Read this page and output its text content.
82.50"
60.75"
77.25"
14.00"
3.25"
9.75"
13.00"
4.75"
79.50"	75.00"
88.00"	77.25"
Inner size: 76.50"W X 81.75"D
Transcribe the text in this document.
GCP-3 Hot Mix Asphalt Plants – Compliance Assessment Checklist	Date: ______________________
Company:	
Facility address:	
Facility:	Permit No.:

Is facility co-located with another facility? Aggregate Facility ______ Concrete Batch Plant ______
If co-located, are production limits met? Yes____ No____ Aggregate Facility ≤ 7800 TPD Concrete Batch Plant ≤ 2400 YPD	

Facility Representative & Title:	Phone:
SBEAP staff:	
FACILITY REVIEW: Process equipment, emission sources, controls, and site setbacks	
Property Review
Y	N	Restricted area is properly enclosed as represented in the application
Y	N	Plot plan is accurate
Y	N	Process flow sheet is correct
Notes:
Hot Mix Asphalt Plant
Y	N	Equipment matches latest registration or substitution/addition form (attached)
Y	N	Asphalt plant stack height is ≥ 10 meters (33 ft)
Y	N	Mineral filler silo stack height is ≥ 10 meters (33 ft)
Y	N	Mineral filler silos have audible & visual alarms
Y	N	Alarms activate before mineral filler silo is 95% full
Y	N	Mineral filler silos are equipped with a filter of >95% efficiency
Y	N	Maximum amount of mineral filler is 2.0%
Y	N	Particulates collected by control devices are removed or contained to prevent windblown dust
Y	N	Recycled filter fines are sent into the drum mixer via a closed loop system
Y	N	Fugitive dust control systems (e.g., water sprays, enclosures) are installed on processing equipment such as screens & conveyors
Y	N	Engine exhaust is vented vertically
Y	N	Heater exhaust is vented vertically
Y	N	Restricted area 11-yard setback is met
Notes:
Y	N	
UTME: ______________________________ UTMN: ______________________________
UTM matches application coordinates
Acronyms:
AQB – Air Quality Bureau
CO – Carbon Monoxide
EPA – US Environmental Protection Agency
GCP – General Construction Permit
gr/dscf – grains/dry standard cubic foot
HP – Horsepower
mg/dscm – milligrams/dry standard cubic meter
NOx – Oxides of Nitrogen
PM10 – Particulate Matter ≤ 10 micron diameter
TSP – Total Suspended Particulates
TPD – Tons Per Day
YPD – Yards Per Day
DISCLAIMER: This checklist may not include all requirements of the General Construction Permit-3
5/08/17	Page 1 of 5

→ WHAT IS ASKED: Using the material above, copy every line in which the string "with" occurs.

→ SOLUTION TO THIS PROBLEM:
Is facility co-located with another facility? Aggregate Facility ______ Concrete Batch Plant ______
Y	N	Mineral filler silos are equipped with a filter of >95% efficiency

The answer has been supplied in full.